--- Records provided ---

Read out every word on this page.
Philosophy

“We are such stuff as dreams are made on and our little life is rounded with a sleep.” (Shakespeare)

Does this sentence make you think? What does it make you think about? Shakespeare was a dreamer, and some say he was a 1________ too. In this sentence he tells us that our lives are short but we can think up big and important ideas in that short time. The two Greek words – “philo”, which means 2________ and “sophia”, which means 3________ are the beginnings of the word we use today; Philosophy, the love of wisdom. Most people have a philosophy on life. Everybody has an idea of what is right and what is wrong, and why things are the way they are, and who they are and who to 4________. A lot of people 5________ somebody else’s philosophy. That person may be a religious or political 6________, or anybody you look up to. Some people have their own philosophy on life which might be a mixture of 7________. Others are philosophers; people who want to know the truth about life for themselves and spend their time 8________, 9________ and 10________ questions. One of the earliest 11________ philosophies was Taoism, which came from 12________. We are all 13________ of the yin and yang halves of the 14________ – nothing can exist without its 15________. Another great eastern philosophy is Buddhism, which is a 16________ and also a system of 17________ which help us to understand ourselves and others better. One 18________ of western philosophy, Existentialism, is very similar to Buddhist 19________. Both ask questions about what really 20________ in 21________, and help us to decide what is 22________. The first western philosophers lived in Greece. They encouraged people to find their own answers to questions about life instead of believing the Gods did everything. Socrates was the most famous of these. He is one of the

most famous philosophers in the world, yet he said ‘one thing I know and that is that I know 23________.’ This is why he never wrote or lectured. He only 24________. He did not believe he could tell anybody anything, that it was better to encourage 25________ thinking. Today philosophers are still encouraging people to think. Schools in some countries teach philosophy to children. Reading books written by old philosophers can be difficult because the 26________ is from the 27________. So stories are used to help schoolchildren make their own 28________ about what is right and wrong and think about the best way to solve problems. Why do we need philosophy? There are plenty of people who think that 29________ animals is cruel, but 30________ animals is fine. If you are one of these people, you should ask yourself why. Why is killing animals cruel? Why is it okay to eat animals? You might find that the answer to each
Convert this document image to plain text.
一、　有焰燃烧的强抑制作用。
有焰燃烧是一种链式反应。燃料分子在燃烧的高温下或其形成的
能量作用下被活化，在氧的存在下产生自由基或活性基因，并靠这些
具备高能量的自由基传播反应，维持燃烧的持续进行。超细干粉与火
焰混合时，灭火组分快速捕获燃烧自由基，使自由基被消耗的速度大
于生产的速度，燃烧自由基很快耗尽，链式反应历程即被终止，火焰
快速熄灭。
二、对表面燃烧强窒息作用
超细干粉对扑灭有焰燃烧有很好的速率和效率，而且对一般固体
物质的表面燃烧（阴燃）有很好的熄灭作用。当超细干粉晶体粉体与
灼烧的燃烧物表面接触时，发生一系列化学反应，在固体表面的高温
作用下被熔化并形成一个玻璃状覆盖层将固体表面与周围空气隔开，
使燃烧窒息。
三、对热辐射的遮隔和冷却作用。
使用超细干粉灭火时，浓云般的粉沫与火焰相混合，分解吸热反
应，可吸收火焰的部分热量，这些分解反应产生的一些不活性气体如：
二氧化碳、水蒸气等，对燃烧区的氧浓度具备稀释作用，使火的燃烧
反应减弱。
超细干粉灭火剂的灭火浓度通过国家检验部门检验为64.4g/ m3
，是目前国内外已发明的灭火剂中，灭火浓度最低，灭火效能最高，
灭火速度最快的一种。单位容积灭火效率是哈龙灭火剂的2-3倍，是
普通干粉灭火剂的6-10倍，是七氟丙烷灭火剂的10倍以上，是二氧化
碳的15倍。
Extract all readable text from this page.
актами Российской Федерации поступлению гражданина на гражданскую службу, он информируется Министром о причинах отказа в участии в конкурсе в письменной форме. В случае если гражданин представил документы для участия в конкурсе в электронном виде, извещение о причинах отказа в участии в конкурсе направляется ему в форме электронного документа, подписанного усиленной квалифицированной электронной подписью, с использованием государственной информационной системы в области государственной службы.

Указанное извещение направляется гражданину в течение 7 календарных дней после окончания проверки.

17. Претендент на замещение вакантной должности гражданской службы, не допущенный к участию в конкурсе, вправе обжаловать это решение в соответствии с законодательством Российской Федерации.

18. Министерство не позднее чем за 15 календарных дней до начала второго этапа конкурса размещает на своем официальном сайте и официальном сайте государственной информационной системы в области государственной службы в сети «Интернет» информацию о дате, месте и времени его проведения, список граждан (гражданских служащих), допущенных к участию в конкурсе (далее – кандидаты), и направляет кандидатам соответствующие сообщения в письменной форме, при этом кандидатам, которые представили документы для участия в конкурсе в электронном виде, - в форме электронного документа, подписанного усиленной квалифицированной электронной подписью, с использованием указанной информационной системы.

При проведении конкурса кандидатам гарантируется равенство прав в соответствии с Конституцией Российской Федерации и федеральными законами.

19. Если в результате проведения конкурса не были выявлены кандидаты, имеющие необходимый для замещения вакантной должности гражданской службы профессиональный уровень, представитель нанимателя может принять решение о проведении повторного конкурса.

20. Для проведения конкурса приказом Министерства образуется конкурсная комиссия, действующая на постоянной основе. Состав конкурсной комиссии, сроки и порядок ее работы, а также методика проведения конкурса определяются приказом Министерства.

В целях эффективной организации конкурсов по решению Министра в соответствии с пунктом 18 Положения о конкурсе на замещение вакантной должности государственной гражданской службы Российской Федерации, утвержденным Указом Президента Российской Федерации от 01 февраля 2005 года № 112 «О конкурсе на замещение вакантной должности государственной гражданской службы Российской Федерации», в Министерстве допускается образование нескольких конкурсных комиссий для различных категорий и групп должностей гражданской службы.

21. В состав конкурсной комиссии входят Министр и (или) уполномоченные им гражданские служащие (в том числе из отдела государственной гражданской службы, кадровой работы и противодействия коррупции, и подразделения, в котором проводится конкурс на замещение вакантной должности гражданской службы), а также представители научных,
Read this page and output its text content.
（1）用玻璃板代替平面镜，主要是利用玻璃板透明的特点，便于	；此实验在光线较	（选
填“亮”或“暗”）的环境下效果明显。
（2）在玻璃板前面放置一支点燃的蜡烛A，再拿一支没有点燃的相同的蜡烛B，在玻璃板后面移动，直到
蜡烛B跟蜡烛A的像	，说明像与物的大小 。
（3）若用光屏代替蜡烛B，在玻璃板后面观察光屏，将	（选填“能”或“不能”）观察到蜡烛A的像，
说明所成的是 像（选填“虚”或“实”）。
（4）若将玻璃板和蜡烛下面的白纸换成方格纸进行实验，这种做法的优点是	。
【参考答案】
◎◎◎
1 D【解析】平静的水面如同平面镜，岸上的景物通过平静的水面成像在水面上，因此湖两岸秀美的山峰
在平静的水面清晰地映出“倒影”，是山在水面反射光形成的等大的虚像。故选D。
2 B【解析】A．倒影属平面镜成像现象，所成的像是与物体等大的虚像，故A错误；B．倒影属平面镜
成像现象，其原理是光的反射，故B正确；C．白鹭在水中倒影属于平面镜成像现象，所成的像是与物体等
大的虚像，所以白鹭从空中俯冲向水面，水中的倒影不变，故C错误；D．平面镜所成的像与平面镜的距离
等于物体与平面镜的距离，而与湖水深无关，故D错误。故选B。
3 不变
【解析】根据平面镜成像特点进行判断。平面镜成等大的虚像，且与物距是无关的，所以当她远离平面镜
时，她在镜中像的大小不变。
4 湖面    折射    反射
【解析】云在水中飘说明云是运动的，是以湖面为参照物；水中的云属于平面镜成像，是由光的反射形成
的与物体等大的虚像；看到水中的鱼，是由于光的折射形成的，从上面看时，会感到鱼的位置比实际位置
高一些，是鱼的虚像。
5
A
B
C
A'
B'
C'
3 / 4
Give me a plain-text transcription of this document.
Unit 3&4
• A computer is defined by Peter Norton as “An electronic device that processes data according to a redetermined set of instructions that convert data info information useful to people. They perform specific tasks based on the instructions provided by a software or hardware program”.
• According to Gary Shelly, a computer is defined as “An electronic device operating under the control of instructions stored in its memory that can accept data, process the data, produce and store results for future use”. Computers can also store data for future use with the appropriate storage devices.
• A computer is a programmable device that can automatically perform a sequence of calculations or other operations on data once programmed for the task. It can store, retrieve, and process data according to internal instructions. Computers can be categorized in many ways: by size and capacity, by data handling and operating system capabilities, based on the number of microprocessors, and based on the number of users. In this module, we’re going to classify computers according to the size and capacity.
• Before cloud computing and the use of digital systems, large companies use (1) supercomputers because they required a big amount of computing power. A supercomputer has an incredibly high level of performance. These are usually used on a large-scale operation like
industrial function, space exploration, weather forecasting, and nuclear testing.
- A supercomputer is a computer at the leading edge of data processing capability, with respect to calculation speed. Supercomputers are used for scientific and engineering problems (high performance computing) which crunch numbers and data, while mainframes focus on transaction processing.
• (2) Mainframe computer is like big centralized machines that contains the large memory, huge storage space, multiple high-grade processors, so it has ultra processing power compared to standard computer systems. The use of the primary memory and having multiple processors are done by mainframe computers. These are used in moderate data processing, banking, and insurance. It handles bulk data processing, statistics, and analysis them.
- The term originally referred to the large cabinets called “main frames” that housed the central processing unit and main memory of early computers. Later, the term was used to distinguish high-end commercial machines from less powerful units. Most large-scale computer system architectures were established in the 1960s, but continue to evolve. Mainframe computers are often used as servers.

--- What the task requires ---
Spot every line that holds "document" and copy it.

--- Correct output ---
Convert this document image to plain text.
Give me a plain-text transcription of this document.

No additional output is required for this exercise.